Copy down all of the data underneath, exactly as shown.

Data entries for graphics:
********************

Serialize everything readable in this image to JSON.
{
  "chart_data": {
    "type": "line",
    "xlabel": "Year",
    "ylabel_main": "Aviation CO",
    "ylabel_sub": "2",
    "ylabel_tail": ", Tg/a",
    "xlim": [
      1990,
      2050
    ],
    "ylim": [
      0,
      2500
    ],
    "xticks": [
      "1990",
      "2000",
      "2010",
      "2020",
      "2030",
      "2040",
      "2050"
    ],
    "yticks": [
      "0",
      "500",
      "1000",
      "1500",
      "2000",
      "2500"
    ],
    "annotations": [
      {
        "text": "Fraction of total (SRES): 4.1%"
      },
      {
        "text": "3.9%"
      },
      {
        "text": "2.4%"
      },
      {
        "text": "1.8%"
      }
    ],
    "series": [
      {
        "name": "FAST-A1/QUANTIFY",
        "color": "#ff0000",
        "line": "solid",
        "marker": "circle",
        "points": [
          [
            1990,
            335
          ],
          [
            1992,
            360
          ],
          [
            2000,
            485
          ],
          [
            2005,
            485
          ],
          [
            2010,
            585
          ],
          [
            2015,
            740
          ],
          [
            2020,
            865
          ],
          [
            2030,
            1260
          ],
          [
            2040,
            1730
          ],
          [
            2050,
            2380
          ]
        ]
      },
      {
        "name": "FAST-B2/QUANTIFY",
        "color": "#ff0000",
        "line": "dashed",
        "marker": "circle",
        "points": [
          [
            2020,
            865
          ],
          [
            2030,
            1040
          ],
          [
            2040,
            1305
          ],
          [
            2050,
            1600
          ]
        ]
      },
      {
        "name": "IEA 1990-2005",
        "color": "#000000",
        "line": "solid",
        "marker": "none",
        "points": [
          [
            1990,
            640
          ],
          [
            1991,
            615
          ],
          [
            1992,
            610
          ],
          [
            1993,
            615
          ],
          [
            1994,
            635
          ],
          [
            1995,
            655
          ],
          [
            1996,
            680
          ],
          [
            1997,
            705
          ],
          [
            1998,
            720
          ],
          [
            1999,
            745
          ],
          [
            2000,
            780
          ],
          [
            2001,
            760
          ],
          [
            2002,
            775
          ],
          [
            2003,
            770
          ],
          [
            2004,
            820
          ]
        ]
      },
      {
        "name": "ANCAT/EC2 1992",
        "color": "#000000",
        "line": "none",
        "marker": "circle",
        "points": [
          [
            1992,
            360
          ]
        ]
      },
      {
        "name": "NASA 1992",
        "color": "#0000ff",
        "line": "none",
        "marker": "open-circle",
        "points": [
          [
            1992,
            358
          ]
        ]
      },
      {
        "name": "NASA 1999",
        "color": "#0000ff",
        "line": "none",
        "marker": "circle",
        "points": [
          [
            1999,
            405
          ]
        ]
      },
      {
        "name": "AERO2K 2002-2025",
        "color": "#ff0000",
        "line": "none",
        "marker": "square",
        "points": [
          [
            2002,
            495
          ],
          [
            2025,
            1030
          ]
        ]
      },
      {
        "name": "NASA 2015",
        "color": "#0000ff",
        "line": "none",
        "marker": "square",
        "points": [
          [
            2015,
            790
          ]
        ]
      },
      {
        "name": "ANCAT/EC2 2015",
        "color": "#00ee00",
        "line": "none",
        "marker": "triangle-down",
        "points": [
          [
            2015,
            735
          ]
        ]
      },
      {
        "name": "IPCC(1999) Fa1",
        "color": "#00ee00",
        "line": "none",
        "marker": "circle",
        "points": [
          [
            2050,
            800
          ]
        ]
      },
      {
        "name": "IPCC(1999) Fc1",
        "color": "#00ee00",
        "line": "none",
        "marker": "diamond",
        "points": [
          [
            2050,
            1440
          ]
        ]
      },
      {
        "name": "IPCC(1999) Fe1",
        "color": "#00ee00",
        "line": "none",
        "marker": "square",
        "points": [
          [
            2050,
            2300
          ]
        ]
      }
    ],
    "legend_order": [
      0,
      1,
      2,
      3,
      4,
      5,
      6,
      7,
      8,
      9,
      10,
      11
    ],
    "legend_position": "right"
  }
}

********************

▸ Written answer
Serialize everything readable in this image to JSON.
{
  "chart_data": {
    "type": "line",
    "xlabel": "Year",
    "ylabel_main": "Aviation CO",
    "ylabel_sub": "2",
    "ylabel_tail": ", Tg/a",
    "xlim": [
      1990,
      2050
    ],
    "ylim": [
      0,
      2500
    ],
    "xticks": [
      "1990",
      "2000",
      "2010",
      "2020",
      "2030",
      "2040",
      "2050"
    ],
    "yticks": [
      "0",
      "500",
      "1000",
      "1500",
      "2000",
      "2500"
    ],
    "annotations": [
      {
        "text": "Fraction of total (SRES): 4.1%"
      },
      {
        "text": "3.9%"
      },
      {
        "text": "2.4%"
      },
      {
        "text": "1.8%"
      }
    ],
    "series": [
      {
        "name": "FAST-A1/QUANTIFY",
        "color": "#ff0000",
        "line": "solid",
        "marker": "circle",
        "points": [
          [
            1990,
            335
          ],
          [
            1992,
            360
          ],
          [
            2000,
            485
          ],
          [
            2005,
            485
          ],
          [
            2010,
            585
          ],
          [
            2015,
            740
          ],
          [
            2020,
            865
          ],
          [
            2030,
            1260
          ],
          [
            2040,
            1730
          ],
          [
            2050,
            2380
          ]
        ]
      },
      {
        "name": "FAST-B2/QUANTIFY",
        "color": "#ff0000",
        "line": "dashed",
        "marker": "circle",
        "points": [
          [
            2020,
            865
          ],
          [
            2030,
            1040
          ],
          [
            2040,
            1305
          ],
          [
            2050,
            1600
          ]
        ]
      },
      {
        "name": "IEA 1990-2005",
        "color": "#000000",
        "line": "solid",
        "marker": "none",
        "points": [
          [
            1990,
            640
          ],
          [
            1991,
            615
          ],
          [
            1992,
            610
          ],
          [
            1993,
            615
          ],
          [
            1994,
            635
          ],
          [
            1995,
            655
          ],
          [
            1996,
            680
          ],
          [
            1997,
            705
          ],
          [
            1998,
            720
          ],
          [
            1999,
            745
          ],
          [
            2000,
            780
          ],
          [
            2001,
            760
          ],
          [
            2002,
            775
          ],
          [
            2003,
            770
          ],
          [
            2004,
            820
          ]
        ]
      },
      {
        "name": "ANCAT/EC2 1992",
        "color": "#000000",
        "line": "none",
        "marker": "circle",
        "points": [
          [
            1992,
            360
          ]
        ]
      },
      {
        "name": "NASA 1992",
        "color": "#0000ff",
        "line": "none",
        "marker": "open-circle",
        "points": [
          [
            1992,
            358
          ]
        ]
      },
      {
        "name": "NASA 1999",
        "color": "#0000ff",
        "line": "none",
        "marker": "circle",
        "points": [
          [
            1999,
            405
          ]
        ]
      },
      {
        "name": "AERO2K 2002-2025",
        "color": "#ff0000",
        "line": "none",
        "marker": "square",
        "points": [
          [
            2002,
            495
          ],
          [
            2025,
            1030
          ]
        ]
      },
      {
        "name": "NASA 2015",
        "color": "#0000ff",
        "line": "none",
        "marker": "square",
        "points": [
          [
            2015,
            790
          ]
        ]
      },
      {
        "name": "ANCAT/EC2 2015",
        "color": "#00ee00",
        "line": "none",
        "marker": "triangle-down",
        "points": [
          [
            2015,
            735
          ]
        ]
      },
      {
        "name": "IPCC(1999) Fa1",
        "color": "#00ee00",
        "line": "none",
        "marker": "circle",
        "points": [
          [
            2050,
            800
          ]
        ]
      },
      {
        "name": "IPCC(1999) Fc1",
        "color": "#00ee00",
        "line": "none",
        "marker": "diamond",
        "points": [
          [
            2050,
            1440
          ]
        ]
      },
      {
        "name": "IPCC(1999) Fe1",
        "color": "#00ee00",
        "line": "none",
        "marker": "square",
        "points": [
          [
            2050,
            2300
          ]
        ]
      }
    ],
    "legend_order": [
      0,
      1,
      2,
      3,
      4,
      5,
      6,
      7,
      8,
      9,
      10,
      11
    ],
    "legend_position": "right"
  }
}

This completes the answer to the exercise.